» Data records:
......

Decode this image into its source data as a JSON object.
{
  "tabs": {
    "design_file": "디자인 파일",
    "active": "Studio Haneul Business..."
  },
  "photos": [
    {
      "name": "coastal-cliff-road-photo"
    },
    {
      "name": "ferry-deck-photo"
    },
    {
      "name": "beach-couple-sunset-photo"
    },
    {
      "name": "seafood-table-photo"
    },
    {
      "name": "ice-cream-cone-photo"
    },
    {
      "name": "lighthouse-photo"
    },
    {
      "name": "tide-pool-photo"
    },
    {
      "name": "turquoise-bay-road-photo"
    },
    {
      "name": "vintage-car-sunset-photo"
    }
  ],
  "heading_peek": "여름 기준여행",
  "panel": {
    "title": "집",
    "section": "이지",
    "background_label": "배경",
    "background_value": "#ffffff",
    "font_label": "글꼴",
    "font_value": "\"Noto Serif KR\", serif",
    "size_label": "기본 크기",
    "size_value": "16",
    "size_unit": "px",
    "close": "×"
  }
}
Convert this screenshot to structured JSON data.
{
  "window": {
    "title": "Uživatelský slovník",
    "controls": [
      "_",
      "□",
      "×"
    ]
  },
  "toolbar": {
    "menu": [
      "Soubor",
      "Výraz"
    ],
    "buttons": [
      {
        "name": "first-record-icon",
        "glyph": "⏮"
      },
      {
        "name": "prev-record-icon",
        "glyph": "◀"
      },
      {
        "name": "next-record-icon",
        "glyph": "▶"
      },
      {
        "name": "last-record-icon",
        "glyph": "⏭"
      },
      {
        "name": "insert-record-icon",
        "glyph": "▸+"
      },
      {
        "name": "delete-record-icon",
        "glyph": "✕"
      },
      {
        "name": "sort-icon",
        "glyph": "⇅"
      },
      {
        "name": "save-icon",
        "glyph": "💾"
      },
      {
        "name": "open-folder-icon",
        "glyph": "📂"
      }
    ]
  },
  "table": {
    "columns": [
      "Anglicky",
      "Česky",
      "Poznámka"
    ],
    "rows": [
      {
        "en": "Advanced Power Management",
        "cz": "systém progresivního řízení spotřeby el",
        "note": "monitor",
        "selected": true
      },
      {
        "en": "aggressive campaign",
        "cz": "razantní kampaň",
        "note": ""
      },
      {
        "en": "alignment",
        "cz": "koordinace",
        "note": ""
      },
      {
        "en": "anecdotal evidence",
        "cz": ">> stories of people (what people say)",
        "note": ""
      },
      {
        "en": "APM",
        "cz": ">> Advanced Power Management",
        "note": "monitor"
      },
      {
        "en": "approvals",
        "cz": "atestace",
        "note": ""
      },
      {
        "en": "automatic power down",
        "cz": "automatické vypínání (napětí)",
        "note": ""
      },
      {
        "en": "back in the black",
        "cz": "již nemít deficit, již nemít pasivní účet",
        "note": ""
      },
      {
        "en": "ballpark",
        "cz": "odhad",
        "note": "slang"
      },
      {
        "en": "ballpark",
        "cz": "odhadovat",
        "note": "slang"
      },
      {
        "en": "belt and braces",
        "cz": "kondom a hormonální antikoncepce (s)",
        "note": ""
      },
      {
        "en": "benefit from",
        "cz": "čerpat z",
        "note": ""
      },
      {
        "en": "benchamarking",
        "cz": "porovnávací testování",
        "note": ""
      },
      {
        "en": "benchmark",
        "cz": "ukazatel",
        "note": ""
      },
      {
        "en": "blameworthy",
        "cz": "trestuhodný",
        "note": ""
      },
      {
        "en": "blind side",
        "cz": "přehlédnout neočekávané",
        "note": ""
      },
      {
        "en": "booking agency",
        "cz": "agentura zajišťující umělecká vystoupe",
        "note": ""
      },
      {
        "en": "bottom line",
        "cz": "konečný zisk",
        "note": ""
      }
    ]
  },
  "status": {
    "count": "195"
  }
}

......

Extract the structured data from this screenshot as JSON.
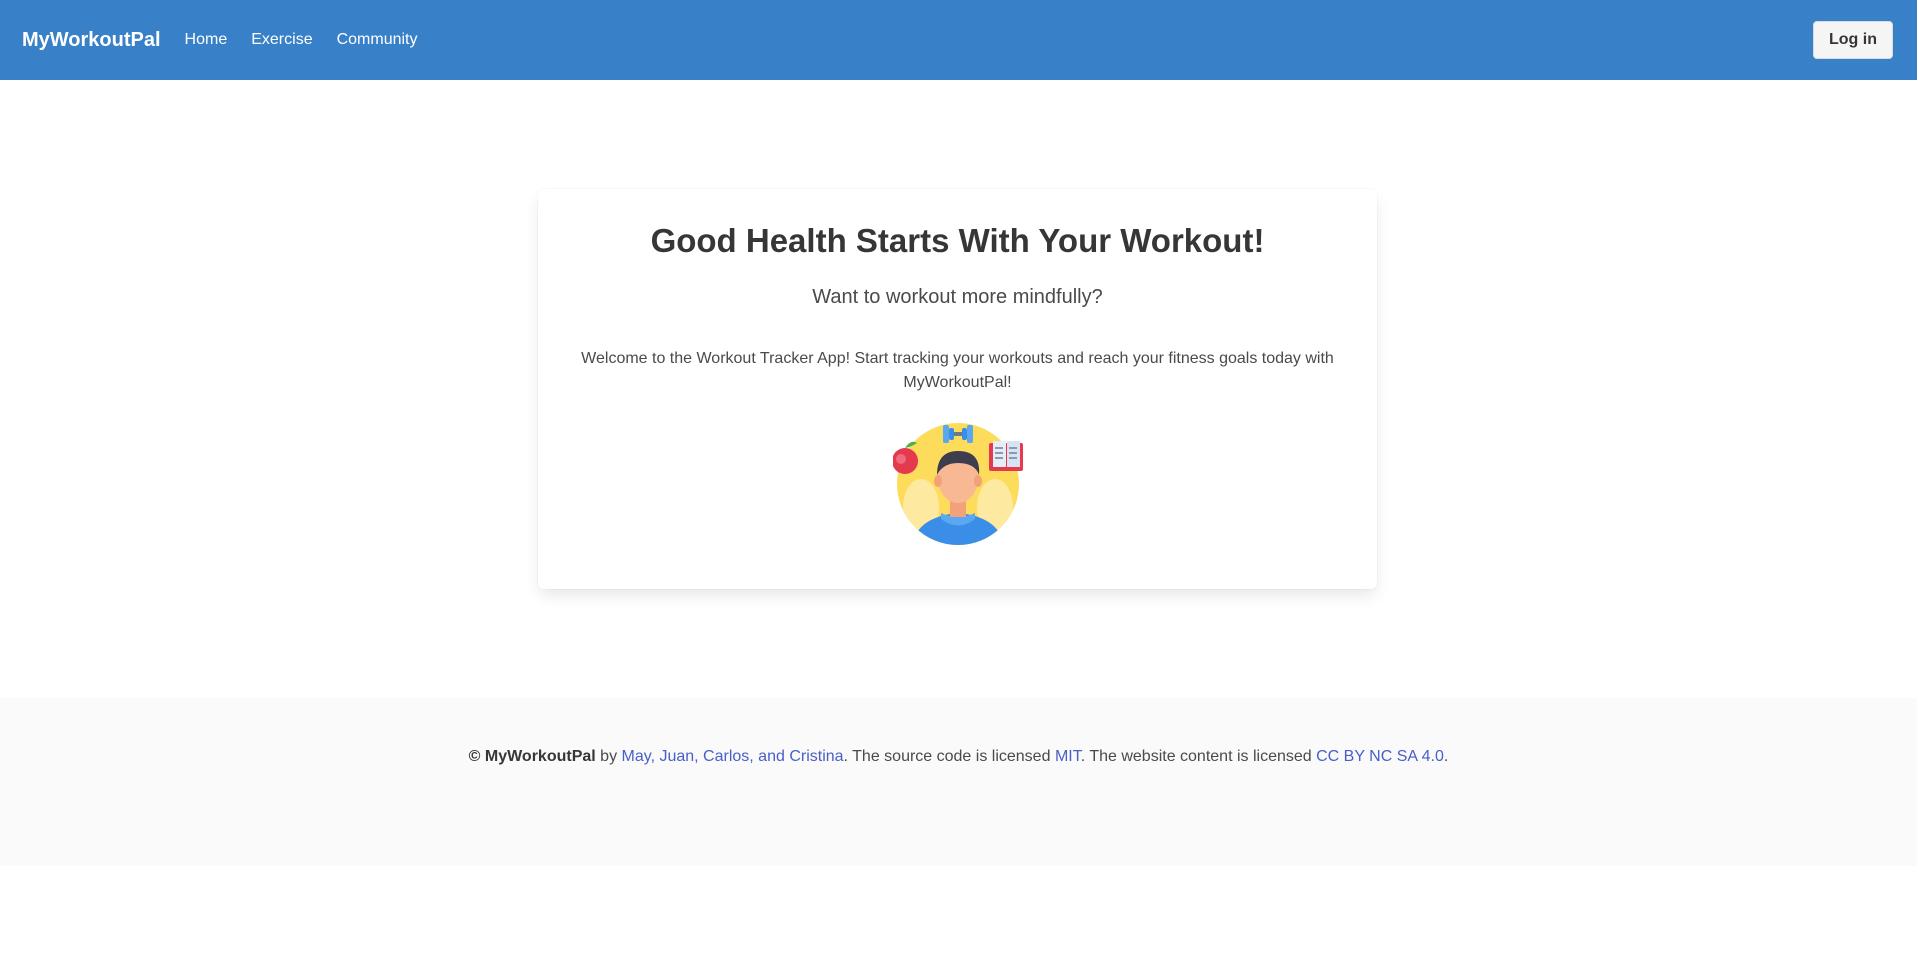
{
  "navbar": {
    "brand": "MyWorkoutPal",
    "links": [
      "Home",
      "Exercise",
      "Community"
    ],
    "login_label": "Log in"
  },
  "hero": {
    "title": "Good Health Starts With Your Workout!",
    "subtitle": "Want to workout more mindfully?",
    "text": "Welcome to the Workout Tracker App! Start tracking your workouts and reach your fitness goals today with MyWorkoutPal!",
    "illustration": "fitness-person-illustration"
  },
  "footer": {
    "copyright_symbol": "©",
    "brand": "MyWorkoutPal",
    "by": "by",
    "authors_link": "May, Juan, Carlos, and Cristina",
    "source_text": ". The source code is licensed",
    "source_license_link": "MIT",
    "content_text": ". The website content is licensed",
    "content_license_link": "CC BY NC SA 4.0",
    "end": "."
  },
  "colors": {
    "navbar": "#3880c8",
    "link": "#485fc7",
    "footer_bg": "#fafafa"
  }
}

......

» Brief: Compute how many lines include the string "JSON", then give that number by itself.

» Result of the exercise: 3